= Brief =
The records below must be output exactly, without pictures.

## begin Input material

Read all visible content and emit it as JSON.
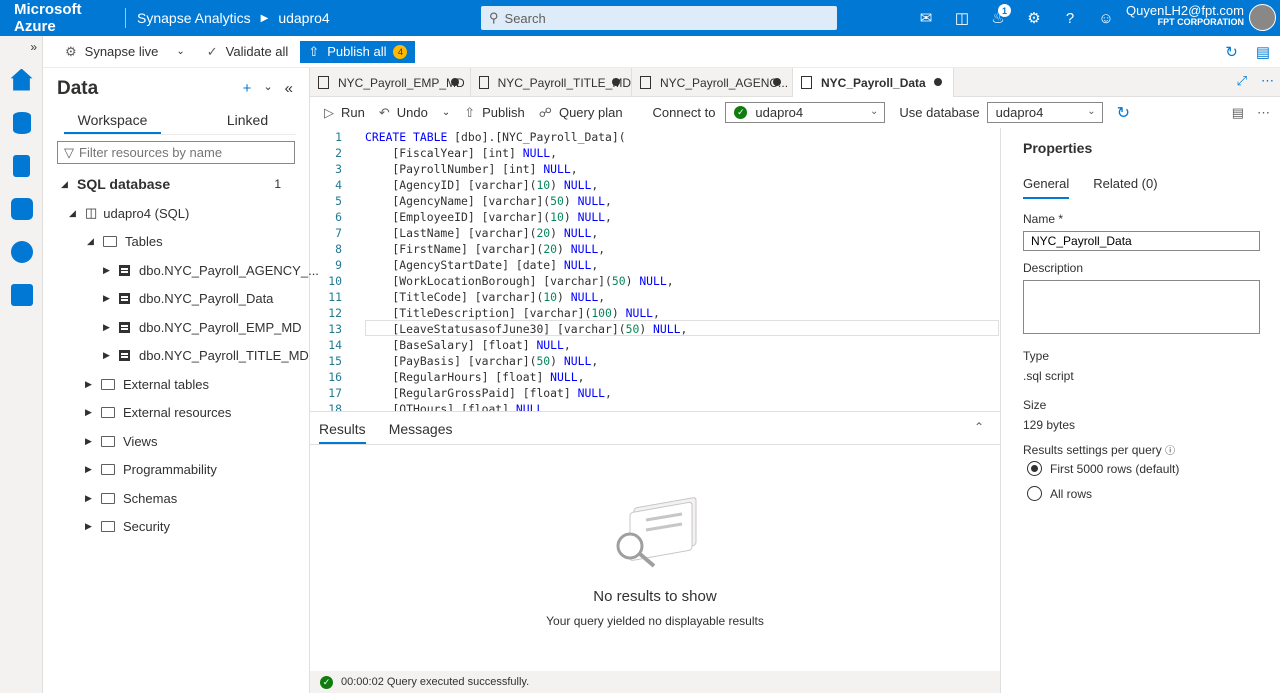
{
  "topbar": {
    "brand": "Microsoft Azure",
    "workspace": "Synapse Analytics",
    "workspace_name": "udapro4",
    "search_placeholder": "Search",
    "notifications_count": "1",
    "user_email": "QuyenLH2@fpt.com",
    "user_org": "FPT CORPORATION"
  },
  "toolbar": {
    "synapse_live": "Synapse live",
    "validate_all": "Validate all",
    "publish_all": "Publish all",
    "publish_count": "4"
  },
  "data_pane": {
    "title": "Data",
    "tabs": [
      "Workspace",
      "Linked"
    ],
    "filter_placeholder": "Filter resources by name",
    "sql_database": "SQL database",
    "sql_count": "1",
    "db": "udapro4 (SQL)",
    "tables_label": "Tables",
    "tables": [
      "dbo.NYC_Payroll_AGENCY_...",
      "dbo.NYC_Payroll_Data",
      "dbo.NYC_Payroll_EMP_MD",
      "dbo.NYC_Payroll_TITLE_MD"
    ],
    "folders": [
      "External tables",
      "External resources",
      "Views",
      "Programmability",
      "Schemas",
      "Security"
    ]
  },
  "file_tabs": [
    "NYC_Payroll_EMP_MD",
    "NYC_Payroll_TITLE_MD",
    "NYC_Payroll_AGENC...",
    "NYC_Payroll_Data"
  ],
  "editor_toolbar": {
    "run": "Run",
    "undo": "Undo",
    "publish": "Publish",
    "query_plan": "Query plan",
    "connect_to": "Connect to",
    "connect_value": "udapro4",
    "use_database": "Use database",
    "database_value": "udapro4"
  },
  "code_lines": [
    [
      "1",
      "CREATE TABLE [dbo].[NYC_Payroll_Data]("
    ],
    [
      "2",
      "    [FiscalYear] [int] NULL,"
    ],
    [
      "3",
      "    [PayrollNumber] [int] NULL,"
    ],
    [
      "4",
      "    [AgencyID] [varchar](10) NULL,"
    ],
    [
      "5",
      "    [AgencyName] [varchar](50) NULL,"
    ],
    [
      "6",
      "    [EmployeeID] [varchar](10) NULL,"
    ],
    [
      "7",
      "    [LastName] [varchar](20) NULL,"
    ],
    [
      "8",
      "    [FirstName] [varchar](20) NULL,"
    ],
    [
      "9",
      "    [AgencyStartDate] [date] NULL,"
    ],
    [
      "10",
      "    [WorkLocationBorough] [varchar](50) NULL,"
    ],
    [
      "11",
      "    [TitleCode] [varchar](10) NULL,"
    ],
    [
      "12",
      "    [TitleDescription] [varchar](100) NULL,"
    ],
    [
      "13",
      "    [LeaveStatusasofJune30] [varchar](50) NULL,"
    ],
    [
      "14",
      "    [BaseSalary] [float] NULL,"
    ],
    [
      "15",
      "    [PayBasis] [varchar](50) NULL,"
    ],
    [
      "16",
      "    [RegularHours] [float] NULL,"
    ],
    [
      "17",
      "    [RegularGrossPaid] [float] NULL,"
    ],
    [
      "18",
      "    [OTHours] [float] NULL,"
    ]
  ],
  "results": {
    "tabs": [
      "Results",
      "Messages"
    ],
    "empty_title": "No results to show",
    "empty_sub": "Your query yielded no displayable results",
    "status": "00:00:02 Query executed successfully."
  },
  "properties": {
    "title": "Properties",
    "tabs": [
      "General",
      "Related (0)"
    ],
    "name_label": "Name *",
    "name_value": "NYC_Payroll_Data",
    "description_label": "Description",
    "type_label": "Type",
    "type_value": ".sql script",
    "size_label": "Size",
    "size_value": "129 bytes",
    "results_label": "Results settings per query",
    "options": [
      "First 5000 rows (default)",
      "All rows"
    ]
  }
}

## end Input material

= Answer for the task =
Read all visible content and emit it as JSON.
{
  "topbar": {
    "brand": "Microsoft Azure",
    "workspace": "Synapse Analytics",
    "workspace_name": "udapro4",
    "search_placeholder": "Search",
    "notifications_count": "1",
    "user_email": "QuyenLH2@fpt.com",
    "user_org": "FPT CORPORATION"
  },
  "toolbar": {
    "synapse_live": "Synapse live",
    "validate_all": "Validate all",
    "publish_all": "Publish all",
    "publish_count": "4"
  },
  "data_pane": {
    "title": "Data",
    "tabs": [
      "Workspace",
      "Linked"
    ],
    "filter_placeholder": "Filter resources by name",
    "sql_database": "SQL database",
    "sql_count": "1",
    "db": "udapro4 (SQL)",
    "tables_label": "Tables",
    "tables": [
      "dbo.NYC_Payroll_AGENCY_...",
      "dbo.NYC_Payroll_Data",
      "dbo.NYC_Payroll_EMP_MD",
      "dbo.NYC_Payroll_TITLE_MD"
    ],
    "folders": [
      "External tables",
      "External resources",
      "Views",
      "Programmability",
      "Schemas",
      "Security"
    ]
  },
  "file_tabs": [
    "NYC_Payroll_EMP_MD",
    "NYC_Payroll_TITLE_MD",
    "NYC_Payroll_AGENC...",
    "NYC_Payroll_Data"
  ],
  "editor_toolbar": {
    "run": "Run",
    "undo": "Undo",
    "publish": "Publish",
    "query_plan": "Query plan",
    "connect_to": "Connect to",
    "connect_value": "udapro4",
    "use_database": "Use database",
    "database_value": "udapro4"
  },
  "code_lines": [
    [
      "1",
      "CREATE TABLE [dbo].[NYC_Payroll_Data]("
    ],
    [
      "2",
      "    [FiscalYear] [int] NULL,"
    ],
    [
      "3",
      "    [PayrollNumber] [int] NULL,"
    ],
    [
      "4",
      "    [AgencyID] [varchar](10) NULL,"
    ],
    [
      "5",
      "    [AgencyName] [varchar](50) NULL,"
    ],
    [
      "6",
      "    [EmployeeID] [varchar](10) NULL,"
    ],
    [
      "7",
      "    [LastName] [varchar](20) NULL,"
    ],
    [
      "8",
      "    [FirstName] [varchar](20) NULL,"
    ],
    [
      "9",
      "    [AgencyStartDate] [date] NULL,"
    ],
    [
      "10",
      "    [WorkLocationBorough] [varchar](50) NULL,"
    ],
    [
      "11",
      "    [TitleCode] [varchar](10) NULL,"
    ],
    [
      "12",
      "    [TitleDescription] [varchar](100) NULL,"
    ],
    [
      "13",
      "    [LeaveStatusasofJune30] [varchar](50) NULL,"
    ],
    [
      "14",
      "    [BaseSalary] [float] NULL,"
    ],
    [
      "15",
      "    [PayBasis] [varchar](50) NULL,"
    ],
    [
      "16",
      "    [RegularHours] [float] NULL,"
    ],
    [
      "17",
      "    [RegularGrossPaid] [float] NULL,"
    ],
    [
      "18",
      "    [OTHours] [float] NULL,"
    ]
  ],
  "results": {
    "tabs": [
      "Results",
      "Messages"
    ],
    "empty_title": "No results to show",
    "empty_sub": "Your query yielded no displayable results",
    "status": "00:00:02 Query executed successfully."
  },
  "properties": {
    "title": "Properties",
    "tabs": [
      "General",
      "Related (0)"
    ],
    "name_label": "Name *",
    "name_value": "NYC_Payroll_Data",
    "description_label": "Description",
    "type_label": "Type",
    "type_value": ".sql script",
    "size_label": "Size",
    "size_value": "129 bytes",
    "results_label": "Results settings per query",
    "options": [
      "First 5000 rows (default)",
      "All rows"
    ]
  }
}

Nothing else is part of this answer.